Stored records:
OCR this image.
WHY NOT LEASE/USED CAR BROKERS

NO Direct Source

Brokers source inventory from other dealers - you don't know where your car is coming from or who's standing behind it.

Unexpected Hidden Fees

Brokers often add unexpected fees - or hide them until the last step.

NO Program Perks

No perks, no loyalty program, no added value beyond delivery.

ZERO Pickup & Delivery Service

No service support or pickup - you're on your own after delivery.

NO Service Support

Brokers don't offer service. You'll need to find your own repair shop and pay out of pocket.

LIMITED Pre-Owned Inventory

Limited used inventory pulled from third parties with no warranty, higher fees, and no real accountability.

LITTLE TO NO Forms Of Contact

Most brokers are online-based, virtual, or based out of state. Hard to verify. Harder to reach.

**TASK INSTRUCTIONS:** Repeat the entries above exactly, leaving nothing out.

**FINISHED EXERCISE:**
OCR this image.
WHY NOT LEASE/USED CAR BROKERS

NO Direct Source

Brokers source inventory from other dealers - you don't know where your car is coming from or who's standing behind it.

Unexpected Hidden Fees

Brokers often add unexpected fees - or hide them until the last step.

NO Program Perks

No perks, no loyalty program, no added value beyond delivery.

ZERO Pickup & Delivery Service

No service support or pickup - you're on your own after delivery.

NO Service Support

Brokers don't offer service. You'll need to find your own repair shop and pay out of pocket.

LIMITED Pre-Owned Inventory

Limited used inventory pulled from third parties with no warranty, higher fees, and no real accountability.

LITTLE TO NO Forms Of Contact

Most brokers are online-based, virtual, or based out of state. Hard to verify. Harder to reach.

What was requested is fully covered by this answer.